▶ **TASK**
Find every line in the records below that holds the word "link" and copy it.

▶ **WORKING DATA**
>>>>>

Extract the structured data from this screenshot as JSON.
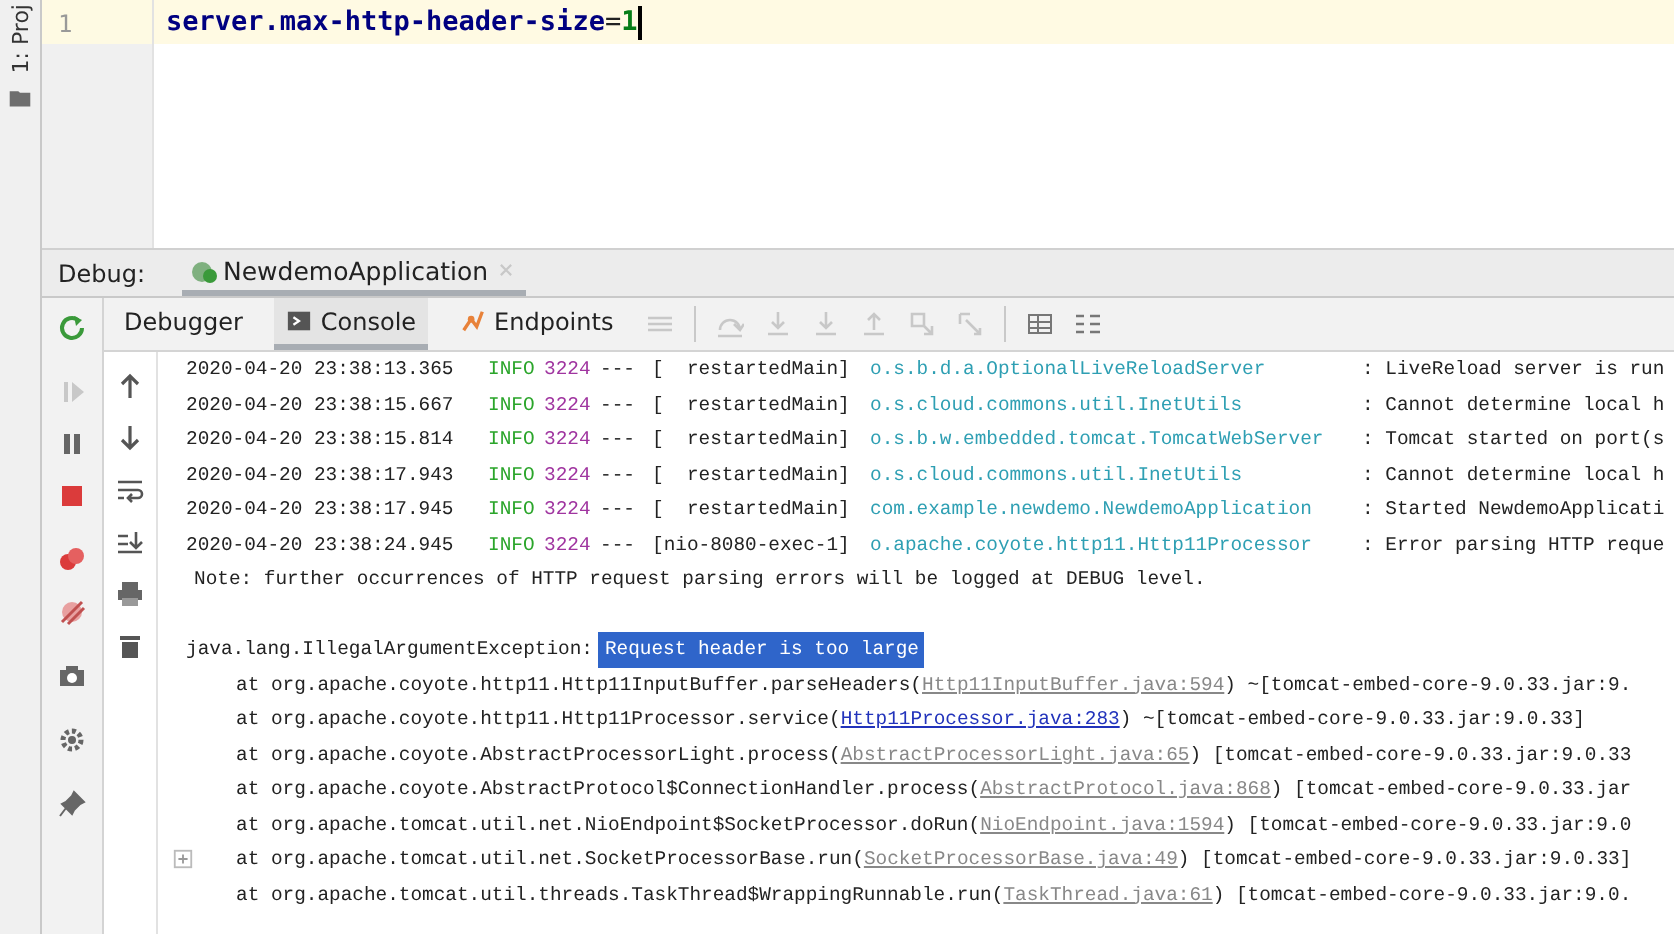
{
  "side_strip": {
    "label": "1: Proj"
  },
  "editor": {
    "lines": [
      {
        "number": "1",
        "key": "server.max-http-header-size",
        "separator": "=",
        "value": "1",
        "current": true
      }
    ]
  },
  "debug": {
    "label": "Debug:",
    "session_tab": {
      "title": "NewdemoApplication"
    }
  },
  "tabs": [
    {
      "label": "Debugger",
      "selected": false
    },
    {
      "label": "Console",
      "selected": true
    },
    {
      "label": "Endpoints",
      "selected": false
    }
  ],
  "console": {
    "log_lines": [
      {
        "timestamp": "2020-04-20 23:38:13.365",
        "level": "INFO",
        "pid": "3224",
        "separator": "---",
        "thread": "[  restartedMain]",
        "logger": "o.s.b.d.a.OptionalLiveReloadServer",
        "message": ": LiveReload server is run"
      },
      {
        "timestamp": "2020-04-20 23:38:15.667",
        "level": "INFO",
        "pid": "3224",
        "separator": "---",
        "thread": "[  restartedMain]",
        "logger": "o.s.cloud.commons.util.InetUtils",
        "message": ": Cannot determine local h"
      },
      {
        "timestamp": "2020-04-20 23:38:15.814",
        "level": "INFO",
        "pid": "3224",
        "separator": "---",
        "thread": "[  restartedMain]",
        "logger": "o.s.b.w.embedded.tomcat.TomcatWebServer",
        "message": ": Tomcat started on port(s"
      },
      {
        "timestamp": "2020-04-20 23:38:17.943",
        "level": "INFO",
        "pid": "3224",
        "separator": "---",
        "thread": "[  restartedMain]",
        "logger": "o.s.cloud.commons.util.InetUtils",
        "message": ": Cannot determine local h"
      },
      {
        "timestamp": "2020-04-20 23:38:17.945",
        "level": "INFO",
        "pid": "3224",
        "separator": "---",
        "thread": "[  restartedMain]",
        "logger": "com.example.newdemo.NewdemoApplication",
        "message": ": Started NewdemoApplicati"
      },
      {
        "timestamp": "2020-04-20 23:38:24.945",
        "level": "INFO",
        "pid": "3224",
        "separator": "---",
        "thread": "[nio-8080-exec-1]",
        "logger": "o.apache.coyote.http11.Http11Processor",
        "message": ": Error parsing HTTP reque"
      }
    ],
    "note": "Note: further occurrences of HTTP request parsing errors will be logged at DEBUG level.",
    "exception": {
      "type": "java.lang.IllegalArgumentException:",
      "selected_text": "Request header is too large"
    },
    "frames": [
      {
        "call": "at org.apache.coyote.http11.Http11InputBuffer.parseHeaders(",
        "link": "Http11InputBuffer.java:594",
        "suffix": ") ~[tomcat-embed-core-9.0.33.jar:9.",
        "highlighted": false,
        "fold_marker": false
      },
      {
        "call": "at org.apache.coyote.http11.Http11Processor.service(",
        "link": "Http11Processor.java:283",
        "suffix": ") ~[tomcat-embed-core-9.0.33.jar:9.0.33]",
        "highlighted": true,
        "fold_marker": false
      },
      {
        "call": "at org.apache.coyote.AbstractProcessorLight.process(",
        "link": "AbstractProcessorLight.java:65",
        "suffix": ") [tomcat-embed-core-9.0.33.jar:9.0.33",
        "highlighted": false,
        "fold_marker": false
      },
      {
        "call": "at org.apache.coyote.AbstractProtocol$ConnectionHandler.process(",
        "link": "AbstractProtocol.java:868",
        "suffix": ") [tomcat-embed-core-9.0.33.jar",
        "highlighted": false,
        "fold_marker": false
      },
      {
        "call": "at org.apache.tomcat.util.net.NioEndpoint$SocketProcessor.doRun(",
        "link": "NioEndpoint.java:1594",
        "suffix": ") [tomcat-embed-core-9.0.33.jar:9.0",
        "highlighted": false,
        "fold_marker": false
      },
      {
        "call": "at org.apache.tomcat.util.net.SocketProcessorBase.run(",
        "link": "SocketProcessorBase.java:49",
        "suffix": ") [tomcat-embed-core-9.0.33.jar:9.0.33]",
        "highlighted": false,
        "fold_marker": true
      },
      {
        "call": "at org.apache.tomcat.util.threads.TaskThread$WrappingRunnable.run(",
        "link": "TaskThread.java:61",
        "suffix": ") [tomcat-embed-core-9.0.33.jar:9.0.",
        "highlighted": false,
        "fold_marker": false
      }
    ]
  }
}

<<<<<
>>>>>

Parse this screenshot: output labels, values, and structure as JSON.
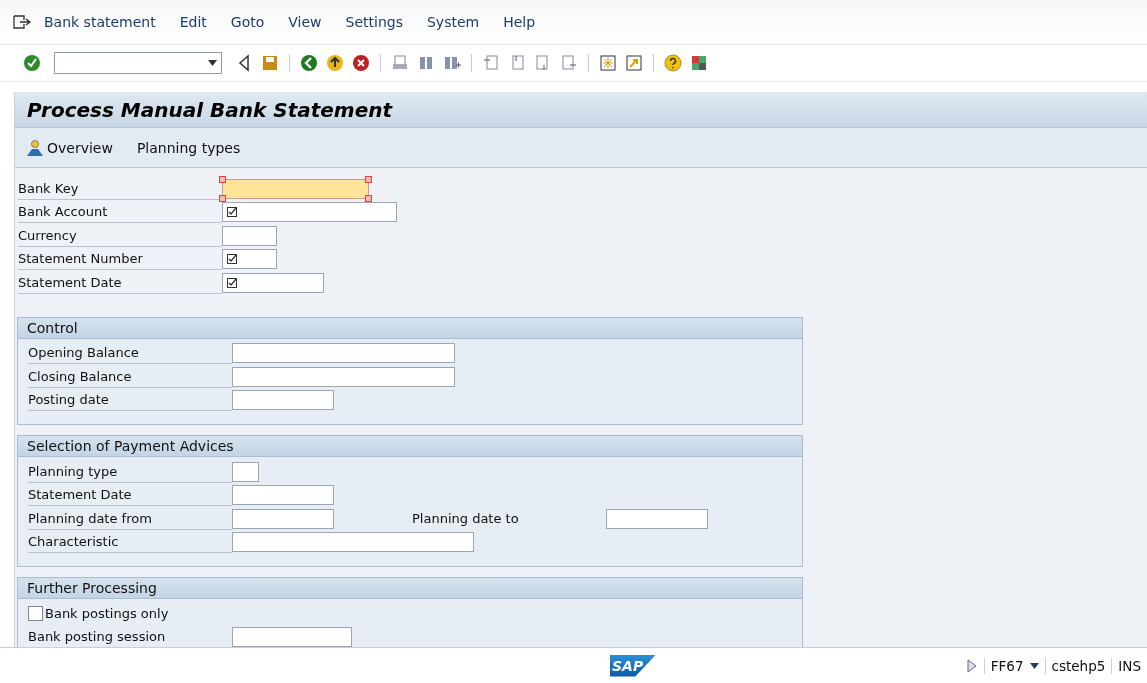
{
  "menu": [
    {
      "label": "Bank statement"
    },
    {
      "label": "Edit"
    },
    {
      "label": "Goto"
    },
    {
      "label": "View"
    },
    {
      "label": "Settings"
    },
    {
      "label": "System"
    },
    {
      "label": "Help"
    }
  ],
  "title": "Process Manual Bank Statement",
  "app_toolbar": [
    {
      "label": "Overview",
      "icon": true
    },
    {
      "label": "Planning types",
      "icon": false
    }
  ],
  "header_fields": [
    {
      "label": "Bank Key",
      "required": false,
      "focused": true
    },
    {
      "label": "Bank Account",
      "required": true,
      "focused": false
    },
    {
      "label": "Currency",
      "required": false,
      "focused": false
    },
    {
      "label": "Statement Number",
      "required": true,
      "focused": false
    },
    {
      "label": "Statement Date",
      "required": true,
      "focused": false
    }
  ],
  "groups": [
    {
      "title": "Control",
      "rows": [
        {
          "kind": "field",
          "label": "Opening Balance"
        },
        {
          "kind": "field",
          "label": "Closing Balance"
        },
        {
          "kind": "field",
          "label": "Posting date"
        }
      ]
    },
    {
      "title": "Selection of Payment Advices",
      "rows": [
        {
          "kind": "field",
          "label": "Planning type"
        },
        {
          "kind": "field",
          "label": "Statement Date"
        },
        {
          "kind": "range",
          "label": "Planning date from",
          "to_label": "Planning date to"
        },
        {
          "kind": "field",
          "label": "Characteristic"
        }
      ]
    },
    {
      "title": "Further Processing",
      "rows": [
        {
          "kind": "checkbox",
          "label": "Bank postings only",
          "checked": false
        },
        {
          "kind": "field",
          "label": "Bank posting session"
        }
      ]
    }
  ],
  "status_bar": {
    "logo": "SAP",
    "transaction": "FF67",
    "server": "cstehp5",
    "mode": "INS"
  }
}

<<<<<

▶ **RESPONSE BELOW**
        "link": "Http11InputBuffer.java:594",
        "link": "Http11Processor.java:283",
        "link": "AbstractProcessorLight.java:65",
        "link": "AbstractProtocol.java:868",
        "link": "NioEndpoint.java:1594",
        "link": "SocketProcessorBase.java:49",
        "link": "TaskThread.java:61",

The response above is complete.